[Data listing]

****

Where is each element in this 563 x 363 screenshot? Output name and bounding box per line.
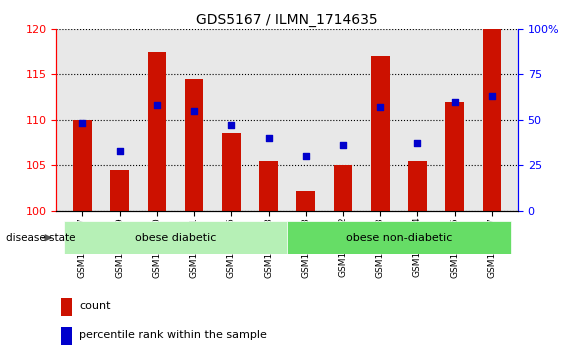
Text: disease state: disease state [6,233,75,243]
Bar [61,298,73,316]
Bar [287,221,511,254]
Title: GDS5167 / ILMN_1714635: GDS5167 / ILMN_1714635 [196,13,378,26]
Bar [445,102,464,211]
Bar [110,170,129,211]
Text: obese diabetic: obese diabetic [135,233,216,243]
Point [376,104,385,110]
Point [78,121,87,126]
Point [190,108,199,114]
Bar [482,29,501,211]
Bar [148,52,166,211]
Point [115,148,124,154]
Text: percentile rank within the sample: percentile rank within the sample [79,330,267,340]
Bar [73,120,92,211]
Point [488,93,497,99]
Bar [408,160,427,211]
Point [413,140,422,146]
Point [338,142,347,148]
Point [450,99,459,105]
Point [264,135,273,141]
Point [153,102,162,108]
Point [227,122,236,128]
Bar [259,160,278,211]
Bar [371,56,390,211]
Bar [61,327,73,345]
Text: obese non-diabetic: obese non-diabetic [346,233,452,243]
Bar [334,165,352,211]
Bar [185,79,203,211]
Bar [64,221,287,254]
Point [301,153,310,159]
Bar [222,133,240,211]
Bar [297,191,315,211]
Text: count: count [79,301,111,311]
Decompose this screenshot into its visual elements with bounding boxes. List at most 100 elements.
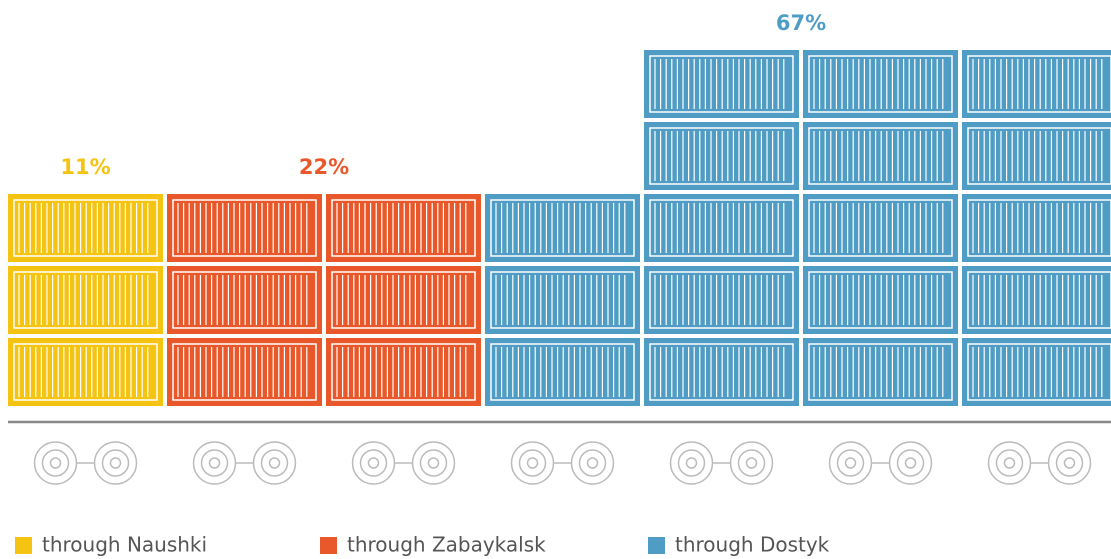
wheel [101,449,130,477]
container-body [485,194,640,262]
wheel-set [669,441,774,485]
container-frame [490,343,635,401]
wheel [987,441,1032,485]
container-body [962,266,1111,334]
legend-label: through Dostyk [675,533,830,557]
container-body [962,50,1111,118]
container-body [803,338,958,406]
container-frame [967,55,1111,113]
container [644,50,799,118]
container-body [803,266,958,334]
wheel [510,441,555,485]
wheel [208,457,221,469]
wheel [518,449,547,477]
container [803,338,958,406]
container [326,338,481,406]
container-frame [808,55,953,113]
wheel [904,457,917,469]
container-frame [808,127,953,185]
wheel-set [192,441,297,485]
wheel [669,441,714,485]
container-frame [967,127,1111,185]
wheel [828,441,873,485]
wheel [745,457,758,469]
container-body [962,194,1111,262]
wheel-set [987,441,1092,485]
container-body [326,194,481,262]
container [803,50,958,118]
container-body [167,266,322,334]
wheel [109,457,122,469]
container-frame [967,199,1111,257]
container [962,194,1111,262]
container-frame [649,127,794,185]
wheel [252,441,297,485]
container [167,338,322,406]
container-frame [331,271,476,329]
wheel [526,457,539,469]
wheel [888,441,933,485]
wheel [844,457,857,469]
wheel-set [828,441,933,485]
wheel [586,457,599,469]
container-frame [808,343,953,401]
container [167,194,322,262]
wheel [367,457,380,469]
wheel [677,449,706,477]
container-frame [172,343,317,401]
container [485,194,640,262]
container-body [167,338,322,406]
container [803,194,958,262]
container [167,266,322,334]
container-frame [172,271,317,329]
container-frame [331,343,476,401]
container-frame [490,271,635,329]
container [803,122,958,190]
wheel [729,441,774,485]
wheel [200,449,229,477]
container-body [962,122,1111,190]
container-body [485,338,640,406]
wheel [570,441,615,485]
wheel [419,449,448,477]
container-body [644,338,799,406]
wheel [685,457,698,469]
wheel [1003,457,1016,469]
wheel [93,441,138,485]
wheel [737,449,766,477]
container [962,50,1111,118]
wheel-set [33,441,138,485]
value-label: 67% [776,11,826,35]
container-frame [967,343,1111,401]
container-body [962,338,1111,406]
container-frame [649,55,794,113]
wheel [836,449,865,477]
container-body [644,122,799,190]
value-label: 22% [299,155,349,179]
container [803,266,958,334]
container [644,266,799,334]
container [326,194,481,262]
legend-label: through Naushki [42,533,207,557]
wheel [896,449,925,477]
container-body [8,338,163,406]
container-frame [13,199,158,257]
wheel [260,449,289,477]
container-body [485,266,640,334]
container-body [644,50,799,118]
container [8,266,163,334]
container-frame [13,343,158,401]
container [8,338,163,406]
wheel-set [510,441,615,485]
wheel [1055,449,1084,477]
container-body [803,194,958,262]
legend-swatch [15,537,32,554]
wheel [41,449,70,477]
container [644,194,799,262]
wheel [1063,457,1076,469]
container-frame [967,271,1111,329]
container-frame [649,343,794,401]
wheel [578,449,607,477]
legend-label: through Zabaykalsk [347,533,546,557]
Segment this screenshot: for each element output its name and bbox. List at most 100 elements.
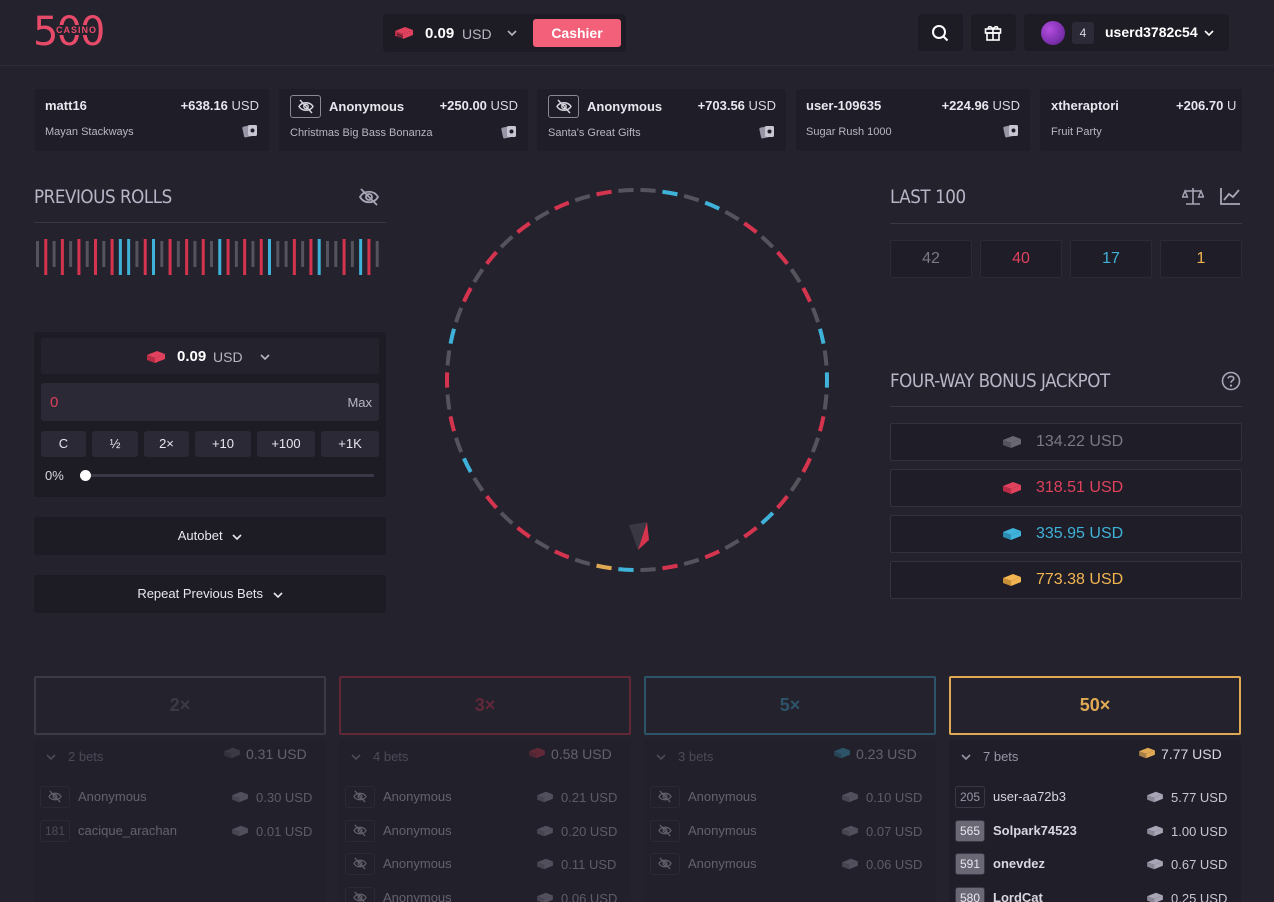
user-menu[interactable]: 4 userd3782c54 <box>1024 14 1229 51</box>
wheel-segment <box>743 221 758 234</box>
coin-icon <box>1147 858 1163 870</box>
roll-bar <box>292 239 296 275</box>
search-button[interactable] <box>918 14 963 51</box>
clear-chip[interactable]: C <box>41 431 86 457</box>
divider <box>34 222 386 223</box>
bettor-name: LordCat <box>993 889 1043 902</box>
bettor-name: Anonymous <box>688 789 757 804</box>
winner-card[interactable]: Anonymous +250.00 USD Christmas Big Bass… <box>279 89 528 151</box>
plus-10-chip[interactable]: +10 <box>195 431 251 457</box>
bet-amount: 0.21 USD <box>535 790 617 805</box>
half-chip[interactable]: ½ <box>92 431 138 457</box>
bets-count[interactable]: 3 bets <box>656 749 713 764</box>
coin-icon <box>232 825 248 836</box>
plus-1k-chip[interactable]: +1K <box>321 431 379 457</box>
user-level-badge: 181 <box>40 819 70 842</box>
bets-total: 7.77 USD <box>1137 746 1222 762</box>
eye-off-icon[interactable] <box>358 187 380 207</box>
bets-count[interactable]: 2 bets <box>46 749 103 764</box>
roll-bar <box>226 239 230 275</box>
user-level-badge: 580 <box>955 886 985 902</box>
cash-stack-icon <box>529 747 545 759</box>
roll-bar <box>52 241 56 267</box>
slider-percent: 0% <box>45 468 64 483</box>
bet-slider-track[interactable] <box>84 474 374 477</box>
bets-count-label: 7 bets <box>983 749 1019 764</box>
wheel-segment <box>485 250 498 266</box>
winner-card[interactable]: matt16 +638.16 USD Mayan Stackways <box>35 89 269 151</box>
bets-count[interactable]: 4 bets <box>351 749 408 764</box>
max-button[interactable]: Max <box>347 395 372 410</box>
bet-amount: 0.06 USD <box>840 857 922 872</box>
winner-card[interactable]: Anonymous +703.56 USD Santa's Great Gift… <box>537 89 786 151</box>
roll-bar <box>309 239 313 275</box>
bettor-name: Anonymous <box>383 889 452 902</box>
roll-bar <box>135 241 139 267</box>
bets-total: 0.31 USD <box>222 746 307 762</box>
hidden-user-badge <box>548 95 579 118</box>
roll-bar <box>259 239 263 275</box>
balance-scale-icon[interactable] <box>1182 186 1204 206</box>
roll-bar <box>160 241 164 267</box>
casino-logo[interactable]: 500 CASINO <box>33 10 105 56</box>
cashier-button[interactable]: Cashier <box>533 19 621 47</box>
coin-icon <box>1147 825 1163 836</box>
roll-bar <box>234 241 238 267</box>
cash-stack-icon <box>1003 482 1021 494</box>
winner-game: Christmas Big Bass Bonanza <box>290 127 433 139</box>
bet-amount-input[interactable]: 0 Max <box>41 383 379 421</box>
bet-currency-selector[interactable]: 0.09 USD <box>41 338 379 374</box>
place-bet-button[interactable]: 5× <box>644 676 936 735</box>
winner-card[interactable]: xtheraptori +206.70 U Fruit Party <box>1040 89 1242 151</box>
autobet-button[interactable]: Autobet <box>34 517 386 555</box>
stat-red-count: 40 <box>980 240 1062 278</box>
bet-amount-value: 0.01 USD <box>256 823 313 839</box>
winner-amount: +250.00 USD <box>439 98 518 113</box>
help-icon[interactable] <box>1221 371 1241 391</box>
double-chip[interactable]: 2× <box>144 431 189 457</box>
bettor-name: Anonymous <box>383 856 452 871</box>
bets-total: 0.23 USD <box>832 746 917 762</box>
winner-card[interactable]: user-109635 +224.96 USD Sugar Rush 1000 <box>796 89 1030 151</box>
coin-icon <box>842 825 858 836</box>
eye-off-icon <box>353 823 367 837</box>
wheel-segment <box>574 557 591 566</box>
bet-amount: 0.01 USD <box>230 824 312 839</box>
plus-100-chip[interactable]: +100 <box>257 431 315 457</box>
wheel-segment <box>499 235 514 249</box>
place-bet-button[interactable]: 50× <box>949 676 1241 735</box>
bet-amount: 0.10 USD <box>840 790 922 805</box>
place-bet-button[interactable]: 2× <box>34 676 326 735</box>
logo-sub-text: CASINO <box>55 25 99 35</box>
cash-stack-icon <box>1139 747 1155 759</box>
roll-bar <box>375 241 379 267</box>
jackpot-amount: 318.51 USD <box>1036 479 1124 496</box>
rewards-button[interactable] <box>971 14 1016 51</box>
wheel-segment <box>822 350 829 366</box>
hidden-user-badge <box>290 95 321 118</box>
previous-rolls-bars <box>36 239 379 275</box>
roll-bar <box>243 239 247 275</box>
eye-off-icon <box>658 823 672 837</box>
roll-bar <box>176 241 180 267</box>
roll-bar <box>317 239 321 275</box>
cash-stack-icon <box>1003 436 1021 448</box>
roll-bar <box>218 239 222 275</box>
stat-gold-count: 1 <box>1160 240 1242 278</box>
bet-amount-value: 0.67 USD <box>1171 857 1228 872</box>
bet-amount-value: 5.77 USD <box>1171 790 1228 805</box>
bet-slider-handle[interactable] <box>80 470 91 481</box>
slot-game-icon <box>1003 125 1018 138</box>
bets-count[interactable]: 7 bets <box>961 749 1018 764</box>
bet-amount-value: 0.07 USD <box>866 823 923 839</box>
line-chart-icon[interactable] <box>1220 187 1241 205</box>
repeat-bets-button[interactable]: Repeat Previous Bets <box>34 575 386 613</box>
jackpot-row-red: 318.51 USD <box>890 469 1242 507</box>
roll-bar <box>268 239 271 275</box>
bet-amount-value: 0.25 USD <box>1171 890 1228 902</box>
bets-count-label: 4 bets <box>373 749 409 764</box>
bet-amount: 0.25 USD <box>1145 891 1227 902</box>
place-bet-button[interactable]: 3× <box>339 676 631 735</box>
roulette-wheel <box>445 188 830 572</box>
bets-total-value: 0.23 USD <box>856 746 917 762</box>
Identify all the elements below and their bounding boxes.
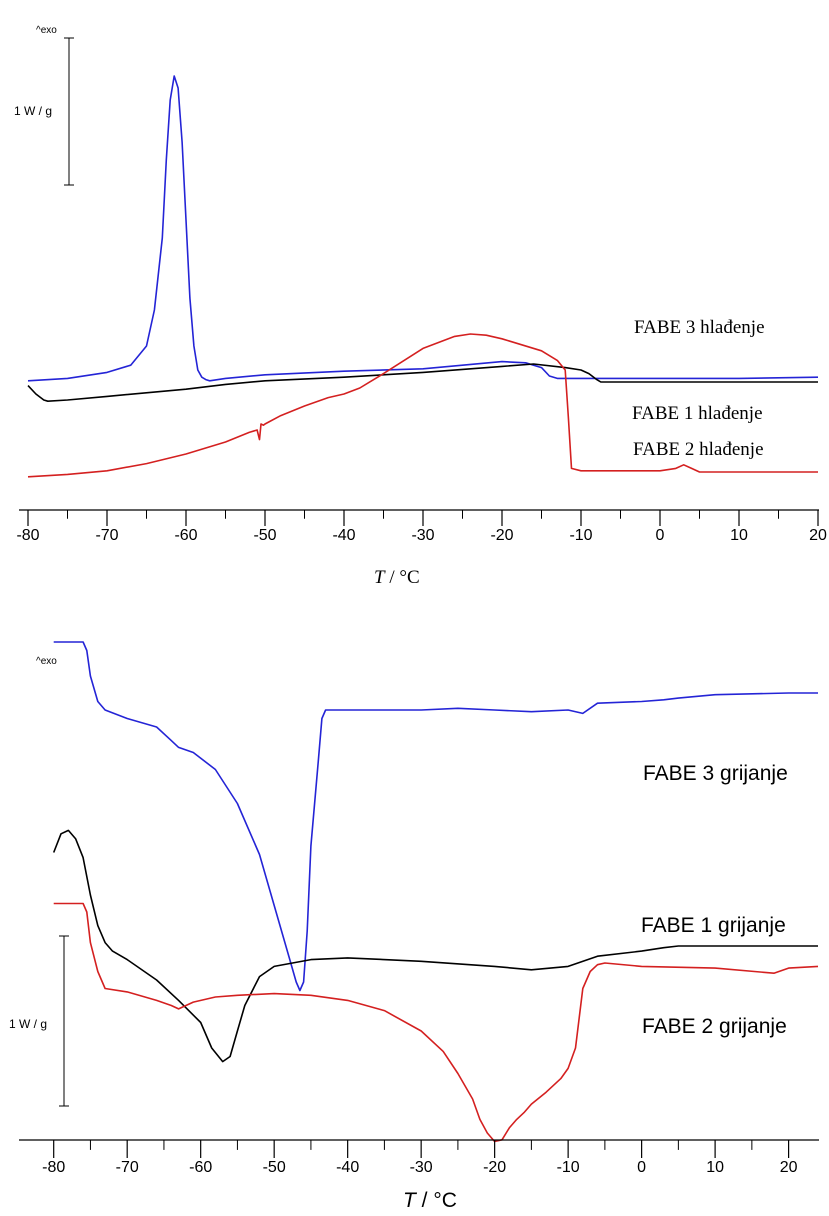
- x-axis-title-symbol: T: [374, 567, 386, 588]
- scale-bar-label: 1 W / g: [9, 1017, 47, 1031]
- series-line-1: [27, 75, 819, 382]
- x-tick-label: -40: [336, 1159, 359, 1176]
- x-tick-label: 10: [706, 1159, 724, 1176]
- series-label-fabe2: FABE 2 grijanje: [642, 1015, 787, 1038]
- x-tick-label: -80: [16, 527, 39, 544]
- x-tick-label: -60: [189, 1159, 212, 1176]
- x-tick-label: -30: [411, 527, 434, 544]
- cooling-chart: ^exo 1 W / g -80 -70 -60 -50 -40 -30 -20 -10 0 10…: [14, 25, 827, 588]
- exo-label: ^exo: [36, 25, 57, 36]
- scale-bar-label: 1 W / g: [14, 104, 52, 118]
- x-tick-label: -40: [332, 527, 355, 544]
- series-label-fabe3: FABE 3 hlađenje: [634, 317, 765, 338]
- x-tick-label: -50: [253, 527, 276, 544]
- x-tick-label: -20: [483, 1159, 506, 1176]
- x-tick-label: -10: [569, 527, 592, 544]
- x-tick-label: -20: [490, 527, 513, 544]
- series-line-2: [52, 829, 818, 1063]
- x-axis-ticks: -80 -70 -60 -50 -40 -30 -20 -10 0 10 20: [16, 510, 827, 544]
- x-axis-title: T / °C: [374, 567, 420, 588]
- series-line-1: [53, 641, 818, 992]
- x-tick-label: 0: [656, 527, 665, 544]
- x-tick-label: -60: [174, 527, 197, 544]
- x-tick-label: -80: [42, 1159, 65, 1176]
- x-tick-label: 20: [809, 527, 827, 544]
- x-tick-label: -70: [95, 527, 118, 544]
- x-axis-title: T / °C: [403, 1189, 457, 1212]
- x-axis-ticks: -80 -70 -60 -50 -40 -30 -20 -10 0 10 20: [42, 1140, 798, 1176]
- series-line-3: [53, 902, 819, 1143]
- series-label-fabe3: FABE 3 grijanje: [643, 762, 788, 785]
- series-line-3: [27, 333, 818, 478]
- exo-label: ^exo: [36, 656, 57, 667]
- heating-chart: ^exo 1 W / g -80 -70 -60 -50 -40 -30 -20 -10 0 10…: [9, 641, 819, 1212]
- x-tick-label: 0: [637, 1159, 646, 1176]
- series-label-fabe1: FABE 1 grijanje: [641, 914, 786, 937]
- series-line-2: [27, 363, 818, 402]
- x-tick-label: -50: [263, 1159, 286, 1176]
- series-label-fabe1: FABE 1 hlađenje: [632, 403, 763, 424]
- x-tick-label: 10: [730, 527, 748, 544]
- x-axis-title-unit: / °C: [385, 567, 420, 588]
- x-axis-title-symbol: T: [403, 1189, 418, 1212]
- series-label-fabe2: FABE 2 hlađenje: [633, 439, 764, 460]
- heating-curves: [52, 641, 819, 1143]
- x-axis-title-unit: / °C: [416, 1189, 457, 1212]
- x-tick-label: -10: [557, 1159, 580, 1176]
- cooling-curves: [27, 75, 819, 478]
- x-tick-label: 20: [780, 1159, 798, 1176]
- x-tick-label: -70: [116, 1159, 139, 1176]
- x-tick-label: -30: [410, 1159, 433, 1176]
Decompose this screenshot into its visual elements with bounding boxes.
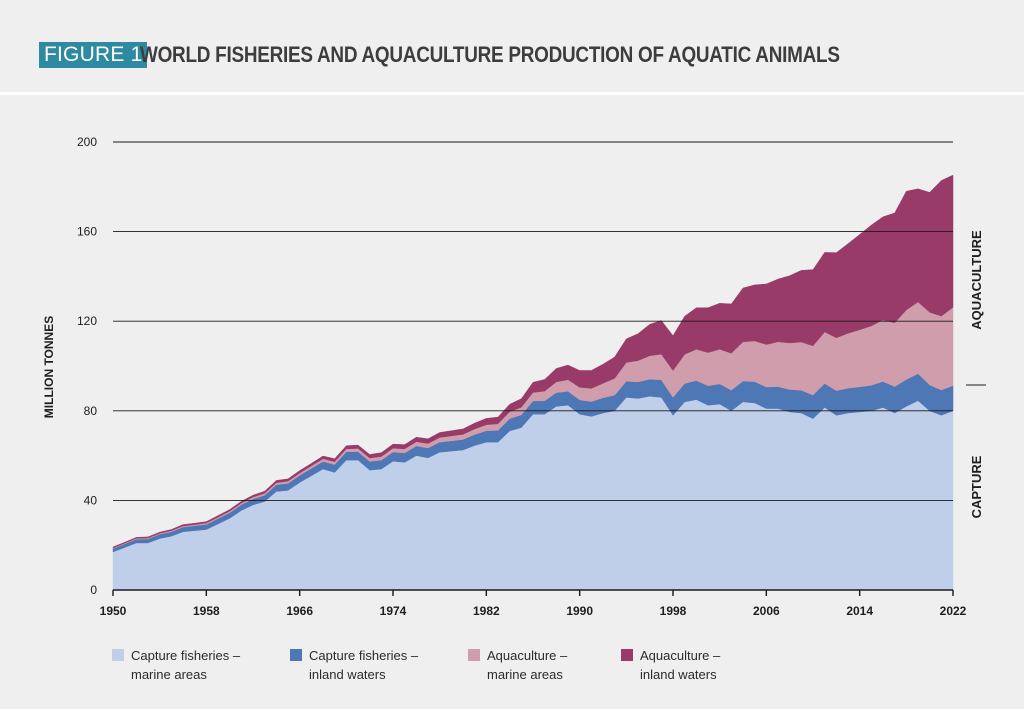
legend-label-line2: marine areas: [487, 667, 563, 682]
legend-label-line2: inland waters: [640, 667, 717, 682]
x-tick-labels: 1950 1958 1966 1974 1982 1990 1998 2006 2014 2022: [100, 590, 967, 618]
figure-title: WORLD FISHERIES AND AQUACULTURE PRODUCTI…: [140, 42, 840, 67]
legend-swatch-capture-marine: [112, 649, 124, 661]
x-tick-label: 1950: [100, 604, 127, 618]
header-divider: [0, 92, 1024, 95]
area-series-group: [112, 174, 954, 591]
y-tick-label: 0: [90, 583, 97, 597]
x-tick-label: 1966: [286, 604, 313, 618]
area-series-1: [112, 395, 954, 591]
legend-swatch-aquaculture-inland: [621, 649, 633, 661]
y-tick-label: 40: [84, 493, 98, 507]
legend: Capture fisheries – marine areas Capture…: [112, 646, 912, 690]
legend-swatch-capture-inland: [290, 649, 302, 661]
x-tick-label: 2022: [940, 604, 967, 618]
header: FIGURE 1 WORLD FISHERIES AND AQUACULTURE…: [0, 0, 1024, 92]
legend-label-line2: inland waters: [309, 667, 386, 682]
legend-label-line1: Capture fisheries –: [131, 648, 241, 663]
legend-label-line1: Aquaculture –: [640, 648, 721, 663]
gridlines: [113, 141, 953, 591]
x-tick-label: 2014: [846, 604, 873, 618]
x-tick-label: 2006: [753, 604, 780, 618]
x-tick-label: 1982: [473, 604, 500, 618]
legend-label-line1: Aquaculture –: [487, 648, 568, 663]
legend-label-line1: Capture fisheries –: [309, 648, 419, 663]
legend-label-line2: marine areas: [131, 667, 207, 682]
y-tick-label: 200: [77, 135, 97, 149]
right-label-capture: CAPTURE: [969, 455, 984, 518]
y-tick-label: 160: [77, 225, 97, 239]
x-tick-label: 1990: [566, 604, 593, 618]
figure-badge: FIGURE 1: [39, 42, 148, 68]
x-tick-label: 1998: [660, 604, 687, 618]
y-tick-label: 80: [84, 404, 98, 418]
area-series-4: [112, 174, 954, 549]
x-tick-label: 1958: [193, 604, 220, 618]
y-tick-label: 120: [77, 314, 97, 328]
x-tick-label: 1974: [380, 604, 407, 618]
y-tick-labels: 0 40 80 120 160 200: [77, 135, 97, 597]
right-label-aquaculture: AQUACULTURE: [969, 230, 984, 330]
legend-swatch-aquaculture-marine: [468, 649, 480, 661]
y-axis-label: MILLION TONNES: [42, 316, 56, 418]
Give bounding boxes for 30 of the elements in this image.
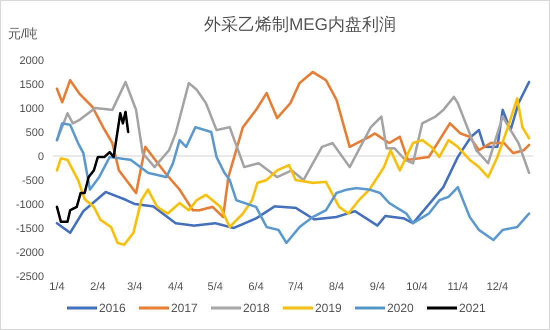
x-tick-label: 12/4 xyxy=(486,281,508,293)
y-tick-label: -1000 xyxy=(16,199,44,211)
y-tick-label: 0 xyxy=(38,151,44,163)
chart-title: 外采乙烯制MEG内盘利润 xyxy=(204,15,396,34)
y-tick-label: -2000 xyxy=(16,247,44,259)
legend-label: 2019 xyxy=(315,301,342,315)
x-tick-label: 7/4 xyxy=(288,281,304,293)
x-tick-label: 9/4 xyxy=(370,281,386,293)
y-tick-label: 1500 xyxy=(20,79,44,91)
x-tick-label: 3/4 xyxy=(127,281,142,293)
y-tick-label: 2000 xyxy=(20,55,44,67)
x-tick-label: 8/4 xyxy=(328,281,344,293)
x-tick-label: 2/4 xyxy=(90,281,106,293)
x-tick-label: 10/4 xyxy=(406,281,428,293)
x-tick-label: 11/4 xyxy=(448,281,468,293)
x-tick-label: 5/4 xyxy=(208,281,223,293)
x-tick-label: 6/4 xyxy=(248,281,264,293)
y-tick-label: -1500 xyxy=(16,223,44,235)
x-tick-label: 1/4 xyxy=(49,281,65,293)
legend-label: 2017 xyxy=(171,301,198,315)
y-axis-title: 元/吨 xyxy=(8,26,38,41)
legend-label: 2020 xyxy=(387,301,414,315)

****

EXERCISE DESCRIPTION
Copy out the lines of the data word for word, starting at the line that contains "- x-axis-title-symbol: T: [374, 567, 386, 588]" and ending at the line that contains "- x-tick-label: 0: [637, 1159, 646, 1176]", including both of those lines.

EXPECTED OUTPUT
- x-axis-title-symbol: T: [374, 567, 386, 588]
- scale-bar-label: 1 W / g: [9, 1017, 47, 1031]
- series-line-1: [27, 75, 819, 382]
- x-tick-label: -40: [336, 1159, 359, 1176]
- x-tick-label: 10: [706, 1159, 724, 1176]
- series-label-fabe2: FABE 2 grijanje: [642, 1015, 787, 1038]
- x-tick-label: -80: [16, 527, 39, 544]
- x-tick-label: -60: [189, 1159, 212, 1176]
- x-tick-label: -30: [411, 527, 434, 544]
- cooling-chart: ^exo 1 W / g -80 -70 -60 -50 -40 -30 -20 -10 0 10…: [14, 25, 827, 588]
- exo-label: ^exo: [36, 25, 57, 36]
- scale-bar-label: 1 W / g: [14, 104, 52, 118]
- x-tick-label: -40: [332, 527, 355, 544]
- series-label-fabe3: FABE 3 hlađenje: [634, 317, 765, 338]
- x-tick-label: -50: [253, 527, 276, 544]
- x-tick-label: -20: [483, 1159, 506, 1176]
- x-tick-label: -10: [569, 527, 592, 544]
- x-tick-label: -20: [490, 527, 513, 544]
- series-line-2: [52, 829, 818, 1063]
- x-axis-ticks: -80 -70 -60 -50 -40 -30 -20 -10 0 10 20: [16, 510, 827, 544]
- x-axis-title: T / °C: [374, 567, 420, 588]
- series-line-1: [53, 641, 818, 992]
- x-tick-label: 0: [656, 527, 665, 544]
- x-tick-label: -60: [174, 527, 197, 544]
- x-tick-label: -80: [42, 1159, 65, 1176]
- x-tick-label: 20: [809, 527, 827, 544]
- x-tick-label: -70: [95, 527, 118, 544]
- x-axis-title: T / °C: [403, 1189, 457, 1212]
- x-axis-ticks: -80 -70 -60 -50 -40 -30 -20 -10 0 10 20: [42, 1140, 798, 1176]
- series-line-3: [53, 902, 819, 1143]
- series-label-fabe3: FABE 3 grijanje: [643, 762, 788, 785]
- series-line-3: [27, 333, 818, 478]
- exo-label: ^exo: [36, 656, 57, 667]
- heating-chart: ^exo 1 W / g -80 -70 -60 -50 -40 -30 -20 -10 0 10…: [9, 641, 819, 1212]
- x-tick-label: 0: [637, 1159, 646, 1176]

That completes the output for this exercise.